MATERIAL SUPPLIED:

● ● ● ● ●

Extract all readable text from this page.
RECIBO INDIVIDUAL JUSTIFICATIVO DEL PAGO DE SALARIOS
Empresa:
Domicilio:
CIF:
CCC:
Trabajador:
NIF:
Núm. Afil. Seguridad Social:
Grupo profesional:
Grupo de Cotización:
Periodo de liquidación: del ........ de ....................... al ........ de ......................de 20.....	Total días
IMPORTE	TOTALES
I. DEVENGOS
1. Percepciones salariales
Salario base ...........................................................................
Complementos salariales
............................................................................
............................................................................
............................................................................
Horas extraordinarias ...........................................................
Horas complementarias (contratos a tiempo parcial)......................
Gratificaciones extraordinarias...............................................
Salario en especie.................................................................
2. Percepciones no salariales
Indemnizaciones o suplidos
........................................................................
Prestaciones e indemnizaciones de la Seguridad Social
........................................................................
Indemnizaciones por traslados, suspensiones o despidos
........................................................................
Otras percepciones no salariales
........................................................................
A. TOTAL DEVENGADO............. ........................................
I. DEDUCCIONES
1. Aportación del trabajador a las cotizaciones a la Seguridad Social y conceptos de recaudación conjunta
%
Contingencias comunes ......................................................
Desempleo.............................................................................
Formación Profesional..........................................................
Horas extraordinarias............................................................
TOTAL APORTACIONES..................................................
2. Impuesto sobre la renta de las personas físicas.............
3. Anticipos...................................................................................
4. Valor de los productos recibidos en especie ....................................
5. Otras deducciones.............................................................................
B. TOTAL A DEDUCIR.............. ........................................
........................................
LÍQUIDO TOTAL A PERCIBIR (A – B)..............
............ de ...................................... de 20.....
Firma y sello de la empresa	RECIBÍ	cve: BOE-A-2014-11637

● ● ● ● ●

EXERCISE OBJECTIVE: All of the lines above must be returned exactly.

FULL ANSWER:
Extract all readable text from this page.
RECIBO INDIVIDUAL JUSTIFICATIVO DEL PAGO DE SALARIOS
Empresa:
Domicilio:
CIF:
CCC:
Trabajador:
NIF:
Núm. Afil. Seguridad Social:
Grupo profesional:
Grupo de Cotización:
Periodo de liquidación: del ........ de ....................... al ........ de ......................de 20.....	Total días
IMPORTE	TOTALES
I. DEVENGOS
1. Percepciones salariales
Salario base ...........................................................................
Complementos salariales
............................................................................
............................................................................
............................................................................
Horas extraordinarias ...........................................................
Horas complementarias (contratos a tiempo parcial)......................
Gratificaciones extraordinarias...............................................
Salario en especie.................................................................
2. Percepciones no salariales
Indemnizaciones o suplidos
........................................................................
Prestaciones e indemnizaciones de la Seguridad Social
........................................................................
Indemnizaciones por traslados, suspensiones o despidos
........................................................................
Otras percepciones no salariales
........................................................................
A. TOTAL DEVENGADO............. ........................................
I. DEDUCCIONES
1. Aportación del trabajador a las cotizaciones a la Seguridad Social y conceptos de recaudación conjunta
%
Contingencias comunes ......................................................
Desempleo.............................................................................
Formación Profesional..........................................................
Horas extraordinarias............................................................
TOTAL APORTACIONES..................................................
2. Impuesto sobre la renta de las personas físicas.............
3. Anticipos...................................................................................
4. Valor de los productos recibidos en especie ....................................
5. Otras deducciones.............................................................................
B. TOTAL A DEDUCIR.............. ........................................
........................................
LÍQUIDO TOTAL A PERCIBIR (A – B)..............
............ de ...................................... de 20.....
Firma y sello de la empresa	RECIBÍ	cve: BOE-A-2014-11637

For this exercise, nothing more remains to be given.